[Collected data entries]
****************

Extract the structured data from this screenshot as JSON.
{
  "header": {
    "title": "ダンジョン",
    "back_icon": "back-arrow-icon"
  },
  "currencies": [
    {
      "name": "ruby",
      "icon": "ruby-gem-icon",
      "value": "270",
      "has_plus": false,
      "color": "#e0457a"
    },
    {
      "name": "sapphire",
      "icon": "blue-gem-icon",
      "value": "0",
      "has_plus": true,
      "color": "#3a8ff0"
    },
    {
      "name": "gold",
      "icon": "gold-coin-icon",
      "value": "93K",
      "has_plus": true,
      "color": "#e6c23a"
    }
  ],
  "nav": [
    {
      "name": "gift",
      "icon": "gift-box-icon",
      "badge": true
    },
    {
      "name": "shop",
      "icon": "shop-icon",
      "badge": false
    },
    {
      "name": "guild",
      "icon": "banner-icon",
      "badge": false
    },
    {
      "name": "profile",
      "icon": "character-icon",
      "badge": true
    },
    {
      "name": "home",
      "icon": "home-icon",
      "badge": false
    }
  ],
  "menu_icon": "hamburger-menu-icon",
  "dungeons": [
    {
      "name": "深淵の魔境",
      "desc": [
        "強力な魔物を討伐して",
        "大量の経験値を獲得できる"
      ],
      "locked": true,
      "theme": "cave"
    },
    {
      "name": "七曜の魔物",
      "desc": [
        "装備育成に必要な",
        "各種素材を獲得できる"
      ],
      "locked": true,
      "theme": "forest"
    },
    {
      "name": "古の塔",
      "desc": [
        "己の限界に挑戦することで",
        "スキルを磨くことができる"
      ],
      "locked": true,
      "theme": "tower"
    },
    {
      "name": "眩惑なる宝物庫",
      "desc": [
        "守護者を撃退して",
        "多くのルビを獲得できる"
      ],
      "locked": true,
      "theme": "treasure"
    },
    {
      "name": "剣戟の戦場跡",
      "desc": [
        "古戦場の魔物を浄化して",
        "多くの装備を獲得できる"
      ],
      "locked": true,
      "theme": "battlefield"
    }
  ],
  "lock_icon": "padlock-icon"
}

****************

#### Description of the task
Return the listing above in full, character for character.

#### Result of this task
Extract the structured data from this screenshot as JSON.
{
  "header": {
    "title": "ダンジョン",
    "back_icon": "back-arrow-icon"
  },
  "currencies": [
    {
      "name": "ruby",
      "icon": "ruby-gem-icon",
      "value": "270",
      "has_plus": false,
      "color": "#e0457a"
    },
    {
      "name": "sapphire",
      "icon": "blue-gem-icon",
      "value": "0",
      "has_plus": true,
      "color": "#3a8ff0"
    },
    {
      "name": "gold",
      "icon": "gold-coin-icon",
      "value": "93K",
      "has_plus": true,
      "color": "#e6c23a"
    }
  ],
  "nav": [
    {
      "name": "gift",
      "icon": "gift-box-icon",
      "badge": true
    },
    {
      "name": "shop",
      "icon": "shop-icon",
      "badge": false
    },
    {
      "name": "guild",
      "icon": "banner-icon",
      "badge": false
    },
    {
      "name": "profile",
      "icon": "character-icon",
      "badge": true
    },
    {
      "name": "home",
      "icon": "home-icon",
      "badge": false
    }
  ],
  "menu_icon": "hamburger-menu-icon",
  "dungeons": [
    {
      "name": "深淵の魔境",
      "desc": [
        "強力な魔物を討伐して",
        "大量の経験値を獲得できる"
      ],
      "locked": true,
      "theme": "cave"
    },
    {
      "name": "七曜の魔物",
      "desc": [
        "装備育成に必要な",
        "各種素材を獲得できる"
      ],
      "locked": true,
      "theme": "forest"
    },
    {
      "name": "古の塔",
      "desc": [
        "己の限界に挑戦することで",
        "スキルを磨くことができる"
      ],
      "locked": true,
      "theme": "tower"
    },
    {
      "name": "眩惑なる宝物庫",
      "desc": [
        "守護者を撃退して",
        "多くのルビを獲得できる"
      ],
      "locked": true,
      "theme": "treasure"
    },
    {
      "name": "剣戟の戦場跡",
      "desc": [
        "古戦場の魔物を浄化して",
        "多くの装備を獲得できる"
      ],
      "locked": true,
      "theme": "battlefield"
    }
  ],
  "lock_icon": "padlock-icon"
}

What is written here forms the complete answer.